## Requirements
Below are some entries; can you quote all of them exactly?

## Records provided
........

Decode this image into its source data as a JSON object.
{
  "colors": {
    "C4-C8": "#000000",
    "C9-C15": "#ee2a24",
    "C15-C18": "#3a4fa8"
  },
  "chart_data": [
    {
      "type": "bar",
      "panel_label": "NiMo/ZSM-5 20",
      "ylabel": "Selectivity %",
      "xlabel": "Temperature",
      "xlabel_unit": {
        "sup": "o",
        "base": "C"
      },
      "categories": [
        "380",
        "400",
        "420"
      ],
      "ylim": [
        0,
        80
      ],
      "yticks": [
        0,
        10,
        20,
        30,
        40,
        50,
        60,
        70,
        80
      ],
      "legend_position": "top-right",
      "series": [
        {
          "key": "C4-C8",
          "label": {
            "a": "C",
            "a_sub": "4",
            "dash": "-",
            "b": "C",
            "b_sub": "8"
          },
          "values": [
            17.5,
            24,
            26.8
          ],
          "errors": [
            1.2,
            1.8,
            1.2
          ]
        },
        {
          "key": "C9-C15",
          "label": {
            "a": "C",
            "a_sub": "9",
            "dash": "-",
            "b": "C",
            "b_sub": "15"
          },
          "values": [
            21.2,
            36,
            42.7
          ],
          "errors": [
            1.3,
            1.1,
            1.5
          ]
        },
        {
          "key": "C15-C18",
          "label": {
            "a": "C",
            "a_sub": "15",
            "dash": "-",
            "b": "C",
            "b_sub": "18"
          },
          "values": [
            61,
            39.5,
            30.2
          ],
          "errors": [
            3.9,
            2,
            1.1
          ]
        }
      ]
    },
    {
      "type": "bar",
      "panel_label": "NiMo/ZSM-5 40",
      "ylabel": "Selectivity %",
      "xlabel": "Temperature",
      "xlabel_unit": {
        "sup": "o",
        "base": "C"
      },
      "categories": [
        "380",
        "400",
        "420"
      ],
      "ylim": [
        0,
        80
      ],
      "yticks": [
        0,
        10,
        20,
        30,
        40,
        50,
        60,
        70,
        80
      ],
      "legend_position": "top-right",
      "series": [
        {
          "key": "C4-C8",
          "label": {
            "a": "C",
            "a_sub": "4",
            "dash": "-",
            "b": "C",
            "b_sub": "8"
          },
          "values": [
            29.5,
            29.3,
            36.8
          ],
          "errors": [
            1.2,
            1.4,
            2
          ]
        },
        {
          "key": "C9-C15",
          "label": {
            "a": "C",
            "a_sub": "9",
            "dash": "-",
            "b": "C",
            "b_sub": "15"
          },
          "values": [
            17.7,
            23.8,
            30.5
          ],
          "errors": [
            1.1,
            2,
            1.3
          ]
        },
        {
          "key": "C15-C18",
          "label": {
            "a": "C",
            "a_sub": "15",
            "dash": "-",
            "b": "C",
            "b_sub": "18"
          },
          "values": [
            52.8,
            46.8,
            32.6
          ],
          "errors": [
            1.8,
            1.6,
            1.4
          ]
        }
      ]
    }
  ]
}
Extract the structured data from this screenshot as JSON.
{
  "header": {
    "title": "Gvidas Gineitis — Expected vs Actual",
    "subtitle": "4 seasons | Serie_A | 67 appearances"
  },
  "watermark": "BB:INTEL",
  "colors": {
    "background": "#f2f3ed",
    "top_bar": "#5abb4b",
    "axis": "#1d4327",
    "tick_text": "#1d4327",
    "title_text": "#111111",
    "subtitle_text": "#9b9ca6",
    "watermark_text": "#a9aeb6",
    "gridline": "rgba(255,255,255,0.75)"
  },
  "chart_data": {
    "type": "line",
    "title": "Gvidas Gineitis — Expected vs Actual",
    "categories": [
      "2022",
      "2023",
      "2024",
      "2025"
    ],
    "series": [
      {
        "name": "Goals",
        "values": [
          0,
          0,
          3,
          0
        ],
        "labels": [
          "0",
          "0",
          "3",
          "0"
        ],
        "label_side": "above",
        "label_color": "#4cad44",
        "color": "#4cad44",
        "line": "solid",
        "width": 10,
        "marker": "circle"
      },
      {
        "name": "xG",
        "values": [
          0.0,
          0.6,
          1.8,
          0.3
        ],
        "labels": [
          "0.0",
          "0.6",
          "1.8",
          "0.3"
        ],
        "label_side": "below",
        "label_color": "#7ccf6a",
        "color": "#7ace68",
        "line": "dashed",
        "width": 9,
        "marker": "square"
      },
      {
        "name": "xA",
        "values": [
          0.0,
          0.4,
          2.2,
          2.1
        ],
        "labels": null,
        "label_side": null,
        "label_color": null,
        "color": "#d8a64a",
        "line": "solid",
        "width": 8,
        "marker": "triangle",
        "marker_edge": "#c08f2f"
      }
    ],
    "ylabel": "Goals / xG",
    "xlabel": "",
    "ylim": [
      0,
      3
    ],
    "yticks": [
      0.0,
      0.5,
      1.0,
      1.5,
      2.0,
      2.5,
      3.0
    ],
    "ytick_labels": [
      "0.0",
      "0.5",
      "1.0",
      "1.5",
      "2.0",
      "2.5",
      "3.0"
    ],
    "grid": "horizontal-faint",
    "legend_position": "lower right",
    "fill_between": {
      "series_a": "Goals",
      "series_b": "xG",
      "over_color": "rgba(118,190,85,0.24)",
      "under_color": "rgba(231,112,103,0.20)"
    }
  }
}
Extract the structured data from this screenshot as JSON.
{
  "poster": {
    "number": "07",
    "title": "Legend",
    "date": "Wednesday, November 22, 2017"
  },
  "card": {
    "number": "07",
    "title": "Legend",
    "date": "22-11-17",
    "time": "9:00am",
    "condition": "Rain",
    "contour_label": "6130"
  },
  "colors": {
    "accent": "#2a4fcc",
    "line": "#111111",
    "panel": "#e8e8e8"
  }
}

........

## Exercise response
Decode this image into its source data as a JSON object.
{
  "colors": {
    "C4-C8": "#000000",
    "C9-C15": "#ee2a24",
    "C15-C18": "#3a4fa8"
  },
  "chart_data": [
    {
      "type": "bar",
      "panel_label": "NiMo/ZSM-5 20",
      "ylabel": "Selectivity %",
      "xlabel": "Temperature",
      "xlabel_unit": {
        "sup": "o",
        "base": "C"
      },
      "categories": [
        "380",
        "400",
        "420"
      ],
      "ylim": [
        0,
        80
      ],
      "yticks": [
        0,
        10,
        20,
        30,
        40,
        50,
        60,
        70,
        80
      ],
      "legend_position": "top-right",
      "series": [
        {
          "key": "C4-C8",
          "label": {
            "a": "C",
            "a_sub": "4",
            "dash": "-",
            "b": "C",
            "b_sub": "8"
          },
          "values": [
            17.5,
            24,
            26.8
          ],
          "errors": [
            1.2,
            1.8,
            1.2
          ]
        },
        {
          "key": "C9-C15",
          "label": {
            "a": "C",
            "a_sub": "9",
            "dash": "-",
            "b": "C",
            "b_sub": "15"
          },
          "values": [
            21.2,
            36,
            42.7
          ],
          "errors": [
            1.3,
            1.1,
            1.5
          ]
        },
        {
          "key": "C15-C18",
          "label": {
            "a": "C",
            "a_sub": "15",
            "dash": "-",
            "b": "C",
            "b_sub": "18"
          },
          "values": [
            61,
            39.5,
            30.2
          ],
          "errors": [
            3.9,
            2,
            1.1
          ]
        }
      ]
    },
    {
      "type": "bar",
      "panel_label": "NiMo/ZSM-5 40",
      "ylabel": "Selectivity %",
      "xlabel": "Temperature",
      "xlabel_unit": {
        "sup": "o",
        "base": "C"
      },
      "categories": [
        "380",
        "400",
        "420"
      ],
      "ylim": [
        0,
        80
      ],
      "yticks": [
        0,
        10,
        20,
        30,
        40,
        50,
        60,
        70,
        80
      ],
      "legend_position": "top-right",
      "series": [
        {
          "key": "C4-C8",
          "label": {
            "a": "C",
            "a_sub": "4",
            "dash": "-",
            "b": "C",
            "b_sub": "8"
          },
          "values": [
            29.5,
            29.3,
            36.8
          ],
          "errors": [
            1.2,
            1.4,
            2
          ]
        },
        {
          "key": "C9-C15",
          "label": {
            "a": "C",
            "a_sub": "9",
            "dash": "-",
            "b": "C",
            "b_sub": "15"
          },
          "values": [
            17.7,
            23.8,
            30.5
          ],
          "errors": [
            1.1,
            2,
            1.3
          ]
        },
        {
          "key": "C15-C18",
          "label": {
            "a": "C",
            "a_sub": "15",
            "dash": "-",
            "b": "C",
            "b_sub": "18"
          },
          "values": [
            52.8,
            46.8,
            32.6
          ],
          "errors": [
            1.8,
            1.6,
            1.4
          ]
        }
      ]
    }
  ]
}
Extract the structured data from this screenshot as JSON.
{
  "header": {
    "title": "Gvidas Gineitis — Expected vs Actual",
    "subtitle": "4 seasons | Serie_A | 67 appearances"
  },
  "watermark": "BB:INTEL",
  "colors": {
    "background": "#f2f3ed",
    "top_bar": "#5abb4b",
    "axis": "#1d4327",
    "tick_text": "#1d4327",
    "title_text": "#111111",
    "subtitle_text": "#9b9ca6",
    "watermark_text": "#a9aeb6",
    "gridline": "rgba(255,255,255,0.75)"
  },
  "chart_data": {
    "type": "line",
    "title": "Gvidas Gineitis — Expected vs Actual",
    "categories": [
      "2022",
      "2023",
      "2024",
      "2025"
    ],
    "series": [
      {
        "name": "Goals",
        "values": [
          0,
          0,
          3,
          0
        ],
        "labels": [
          "0",
          "0",
          "3",
          "0"
        ],
        "label_side": "above",
        "label_color": "#4cad44",
        "color": "#4cad44",
        "line": "solid",
        "width": 10,
        "marker": "circle"
      },
      {
        "name": "xG",
        "values": [
          0.0,
          0.6,
          1.8,
          0.3
        ],
        "labels": [
          "0.0",
          "0.6",
          "1.8",
          "0.3"
        ],
        "label_side": "below",
        "label_color": "#7ccf6a",
        "color": "#7ace68",
        "line": "dashed",
        "width": 9,
        "marker": "square"
      },
      {
        "name": "xA",
        "values": [
          0.0,
          0.4,
          2.2,
          2.1
        ],
        "labels": null,
        "label_side": null,
        "label_color": null,
        "color": "#d8a64a",
        "line": "solid",
        "width": 8,
        "marker": "triangle",
        "marker_edge": "#c08f2f"
      }
    ],
    "ylabel": "Goals / xG",
    "xlabel": "",
    "ylim": [
      0,
      3
    ],
    "yticks": [
      0.0,
      0.5,
      1.0,
      1.5,
      2.0,
      2.5,
      3.0
    ],
    "ytick_labels": [
      "0.0",
      "0.5",
      "1.0",
      "1.5",
      "2.0",
      "2.5",
      "3.0"
    ],
    "grid": "horizontal-faint",
    "legend_position": "lower right",
    "fill_between": {
      "series_a": "Goals",
      "series_b": "xG",
      "over_color": "rgba(118,190,85,0.24)",
      "under_color": "rgba(231,112,103,0.20)"
    }
  }
}
Extract the structured data from this screenshot as JSON.
{
  "poster": {
    "number": "07",
    "title": "Legend",
    "date": "Wednesday, November 22, 2017"
  },
  "card": {
    "number": "07",
    "title": "Legend",
    "date": "22-11-17",
    "time": "9:00am",
    "condition": "Rain",
    "contour_label": "6130"
  },
  "colors": {
    "accent": "#2a4fcc",
    "line": "#111111",
    "panel": "#e8e8e8"
  }
}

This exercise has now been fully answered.